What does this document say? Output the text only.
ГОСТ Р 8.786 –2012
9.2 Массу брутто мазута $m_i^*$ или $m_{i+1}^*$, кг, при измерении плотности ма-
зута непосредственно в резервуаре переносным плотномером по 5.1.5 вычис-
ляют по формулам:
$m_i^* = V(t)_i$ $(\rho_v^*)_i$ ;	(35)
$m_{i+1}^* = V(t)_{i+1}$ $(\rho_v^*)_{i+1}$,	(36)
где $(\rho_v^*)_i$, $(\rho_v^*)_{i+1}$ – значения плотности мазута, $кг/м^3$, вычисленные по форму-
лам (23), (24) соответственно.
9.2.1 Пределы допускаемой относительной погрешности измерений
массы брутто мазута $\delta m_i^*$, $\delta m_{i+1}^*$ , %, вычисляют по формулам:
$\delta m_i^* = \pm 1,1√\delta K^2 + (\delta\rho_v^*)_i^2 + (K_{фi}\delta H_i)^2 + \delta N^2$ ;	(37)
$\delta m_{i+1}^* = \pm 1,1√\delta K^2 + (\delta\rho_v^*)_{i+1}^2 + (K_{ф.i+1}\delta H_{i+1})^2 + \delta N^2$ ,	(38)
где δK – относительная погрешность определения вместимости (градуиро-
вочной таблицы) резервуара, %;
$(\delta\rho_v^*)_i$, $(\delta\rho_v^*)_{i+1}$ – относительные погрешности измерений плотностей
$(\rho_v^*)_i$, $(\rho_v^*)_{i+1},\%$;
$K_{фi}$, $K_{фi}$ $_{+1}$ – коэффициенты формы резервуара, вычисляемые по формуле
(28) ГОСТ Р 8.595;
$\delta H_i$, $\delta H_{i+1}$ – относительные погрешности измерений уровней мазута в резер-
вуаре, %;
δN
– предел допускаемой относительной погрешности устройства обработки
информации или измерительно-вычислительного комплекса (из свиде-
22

YOUR TASK:
Gather each line in the entries above where the string "резервуара" is found.

EXERCISE SOLUTION:
вочной таблицы) резервуара, %;
$K_{фi}$, $K_{фi}$ $_{+1}$ – коэффициенты формы резервуара, вычисляемые по формуле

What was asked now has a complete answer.